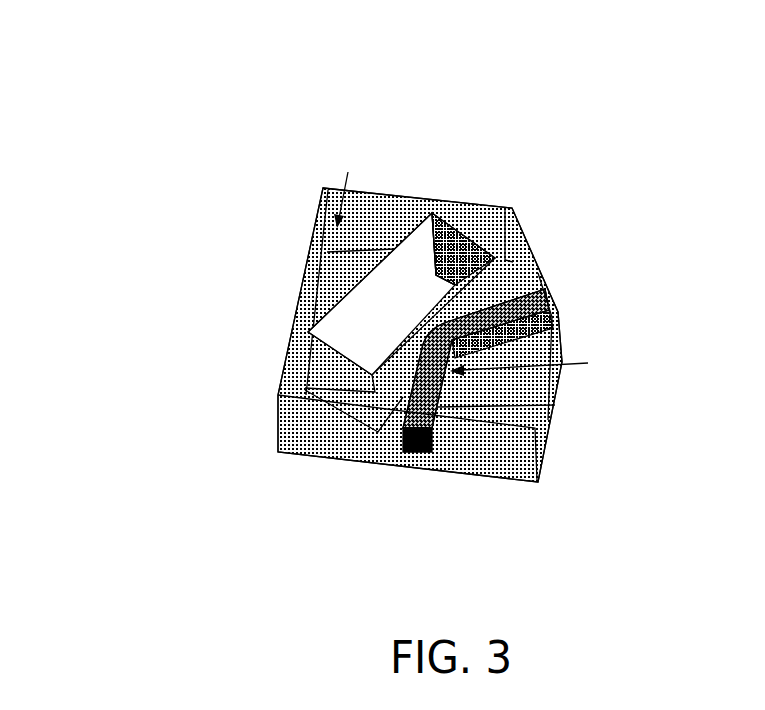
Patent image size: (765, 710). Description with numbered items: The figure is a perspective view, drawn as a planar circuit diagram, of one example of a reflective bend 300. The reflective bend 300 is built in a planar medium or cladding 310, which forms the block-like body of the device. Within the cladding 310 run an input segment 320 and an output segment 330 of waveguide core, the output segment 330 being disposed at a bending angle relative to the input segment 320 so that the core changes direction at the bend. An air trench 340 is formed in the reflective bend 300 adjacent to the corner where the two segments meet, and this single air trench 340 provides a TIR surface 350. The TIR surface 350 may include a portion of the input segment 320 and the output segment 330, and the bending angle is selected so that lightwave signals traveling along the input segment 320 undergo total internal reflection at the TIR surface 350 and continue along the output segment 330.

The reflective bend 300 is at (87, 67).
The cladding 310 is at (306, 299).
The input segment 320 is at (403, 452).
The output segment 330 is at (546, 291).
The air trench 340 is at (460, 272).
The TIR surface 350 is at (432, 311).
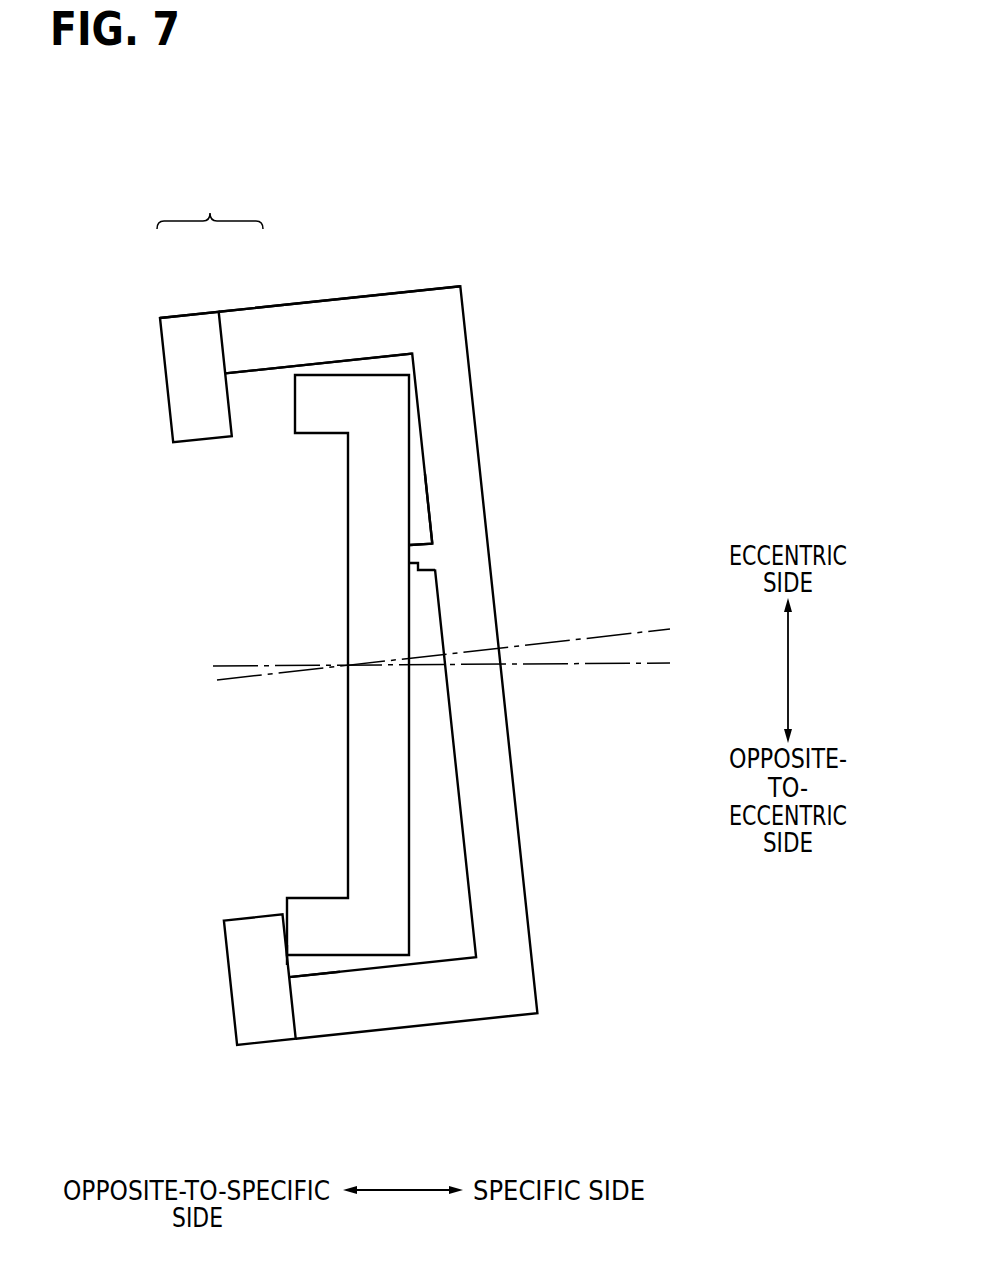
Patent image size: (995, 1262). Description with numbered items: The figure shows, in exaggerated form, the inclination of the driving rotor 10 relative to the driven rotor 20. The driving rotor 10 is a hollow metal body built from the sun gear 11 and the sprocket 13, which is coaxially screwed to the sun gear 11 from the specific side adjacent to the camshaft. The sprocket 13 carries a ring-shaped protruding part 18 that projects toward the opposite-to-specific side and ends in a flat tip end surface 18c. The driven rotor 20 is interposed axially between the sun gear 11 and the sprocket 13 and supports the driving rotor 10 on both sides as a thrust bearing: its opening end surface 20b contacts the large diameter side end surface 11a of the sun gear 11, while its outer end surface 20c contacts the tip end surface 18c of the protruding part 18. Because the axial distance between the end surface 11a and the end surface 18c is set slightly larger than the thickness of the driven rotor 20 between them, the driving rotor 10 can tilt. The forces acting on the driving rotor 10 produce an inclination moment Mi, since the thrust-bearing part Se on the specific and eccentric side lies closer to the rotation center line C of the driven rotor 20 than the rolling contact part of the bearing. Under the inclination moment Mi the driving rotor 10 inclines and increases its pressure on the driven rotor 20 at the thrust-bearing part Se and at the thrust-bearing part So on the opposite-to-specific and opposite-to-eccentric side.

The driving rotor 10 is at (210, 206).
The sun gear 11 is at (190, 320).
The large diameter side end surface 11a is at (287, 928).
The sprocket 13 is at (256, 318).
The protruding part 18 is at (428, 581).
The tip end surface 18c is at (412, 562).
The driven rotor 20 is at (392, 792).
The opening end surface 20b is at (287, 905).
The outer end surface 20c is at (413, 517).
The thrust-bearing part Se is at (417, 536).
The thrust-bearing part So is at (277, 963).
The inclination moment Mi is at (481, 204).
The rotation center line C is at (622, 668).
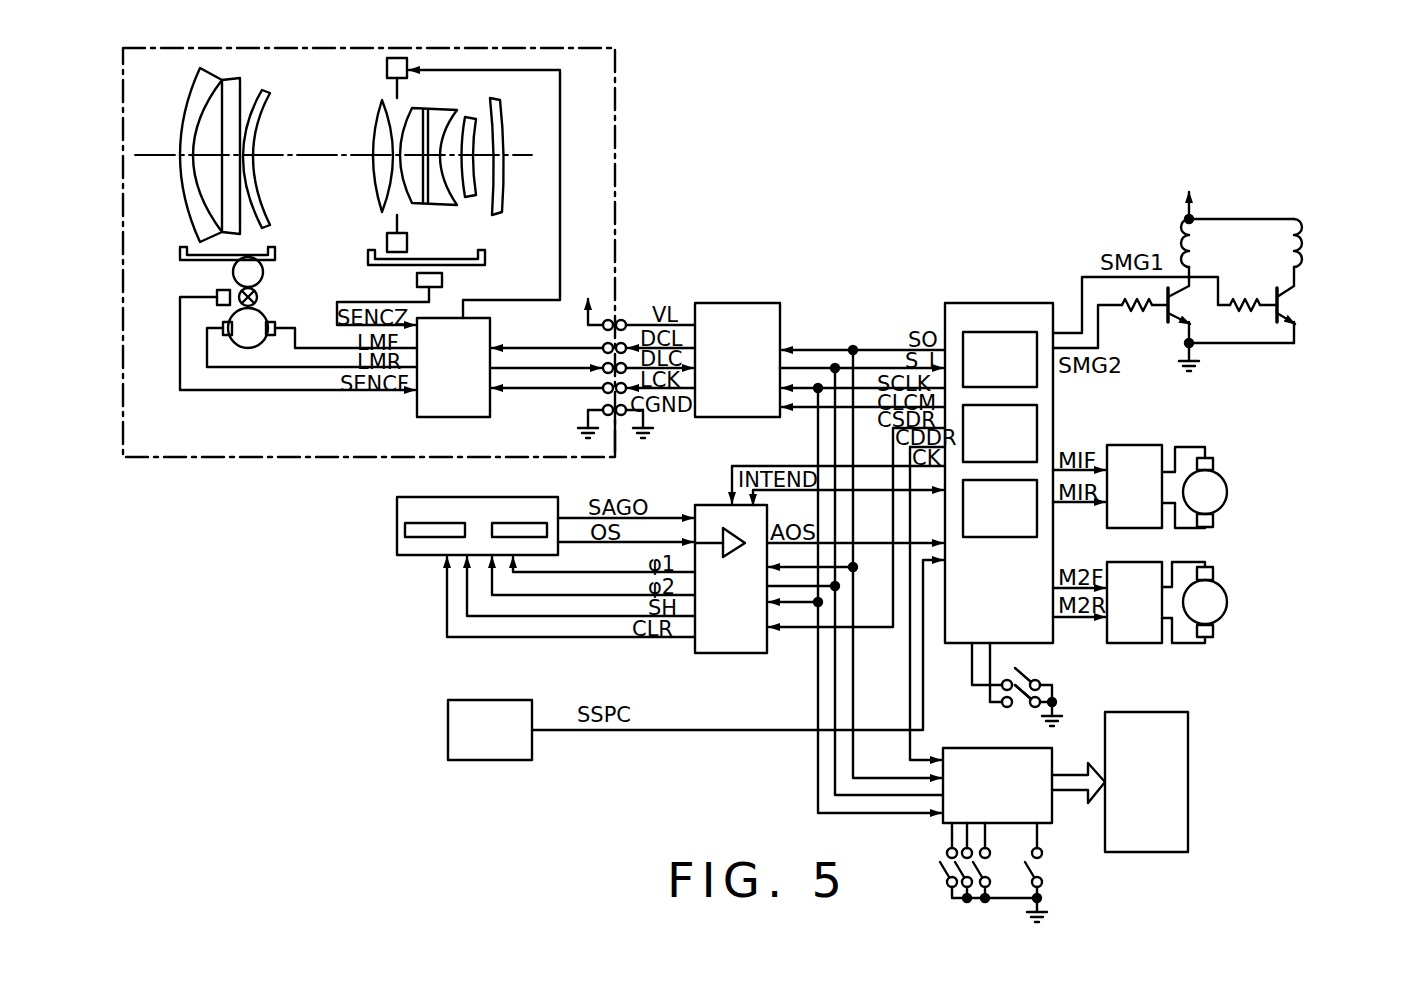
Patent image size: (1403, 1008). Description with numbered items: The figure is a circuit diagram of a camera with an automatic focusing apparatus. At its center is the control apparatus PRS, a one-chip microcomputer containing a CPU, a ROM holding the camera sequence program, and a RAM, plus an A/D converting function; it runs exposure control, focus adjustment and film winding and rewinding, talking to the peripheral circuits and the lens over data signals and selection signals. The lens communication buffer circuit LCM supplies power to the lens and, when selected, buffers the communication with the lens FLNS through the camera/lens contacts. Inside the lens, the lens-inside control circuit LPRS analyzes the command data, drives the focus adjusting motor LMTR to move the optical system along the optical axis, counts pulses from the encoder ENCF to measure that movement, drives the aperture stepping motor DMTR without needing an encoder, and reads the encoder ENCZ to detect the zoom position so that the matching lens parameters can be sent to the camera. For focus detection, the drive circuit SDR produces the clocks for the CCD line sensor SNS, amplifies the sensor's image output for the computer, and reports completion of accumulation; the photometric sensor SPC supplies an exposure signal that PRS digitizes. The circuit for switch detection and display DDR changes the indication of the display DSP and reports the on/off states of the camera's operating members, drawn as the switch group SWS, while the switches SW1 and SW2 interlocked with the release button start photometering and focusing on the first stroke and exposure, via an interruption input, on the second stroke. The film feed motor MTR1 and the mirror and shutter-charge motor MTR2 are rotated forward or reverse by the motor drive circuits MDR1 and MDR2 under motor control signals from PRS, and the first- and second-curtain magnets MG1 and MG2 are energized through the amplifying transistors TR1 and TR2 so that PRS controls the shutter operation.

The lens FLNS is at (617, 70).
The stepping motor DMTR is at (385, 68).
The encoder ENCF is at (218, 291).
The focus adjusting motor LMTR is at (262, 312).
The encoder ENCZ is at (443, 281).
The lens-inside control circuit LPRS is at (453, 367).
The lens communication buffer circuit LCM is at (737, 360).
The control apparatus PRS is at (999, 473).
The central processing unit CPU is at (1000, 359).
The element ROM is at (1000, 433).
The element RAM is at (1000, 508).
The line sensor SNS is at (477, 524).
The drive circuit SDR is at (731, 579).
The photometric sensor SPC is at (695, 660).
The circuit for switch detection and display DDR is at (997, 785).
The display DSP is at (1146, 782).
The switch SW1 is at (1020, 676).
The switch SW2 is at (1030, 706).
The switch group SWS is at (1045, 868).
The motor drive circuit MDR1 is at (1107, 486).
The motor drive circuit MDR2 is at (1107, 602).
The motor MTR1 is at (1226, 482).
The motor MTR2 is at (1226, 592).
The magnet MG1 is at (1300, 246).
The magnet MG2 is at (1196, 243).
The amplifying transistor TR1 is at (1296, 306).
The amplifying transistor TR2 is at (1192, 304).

+ + +

__INSTRUCTIONS TO FOLLOW__
Can you give the lines from the first one through the line containing "The TIR surface 350 is at (432, 311)." again, swapping "perspective view" for "oblique view" and leaving everything else unchanged? Leave the pictures out.

__ANSWER TO THIS EXERCISE__
Patent image size: (765, 710). Description with numbered items: The figure is a oblique view, drawn as a planar circuit diagram, of one example of a reflective bend 300. The reflective bend 300 is built in a planar medium or cladding 310, which forms the block-like body of the device. Within the cladding 310 run an input segment 320 and an output segment 330 of waveguide core, the output segment 330 being disposed at a bending angle relative to the input segment 320 so that the core changes direction at the bend. An air trench 340 is formed in the reflective bend 300 adjacent to the corner where the two segments meet, and this single air trench 340 provides a TIR surface 350. The TIR surface 350 may include a portion of the input segment 320 and the output segment 330, and the bending angle is selected so that lightwave signals traveling along the input segment 320 undergo total internal reflection at the TIR surface 350 and continue along the output segment 330.

The reflective bend 300 is at (87, 67).
The cladding 310 is at (306, 299).
The input segment 320 is at (403, 452).
The output segment 330 is at (546, 291).
The air trench 340 is at (460, 272).
The TIR surface 350 is at (432, 311).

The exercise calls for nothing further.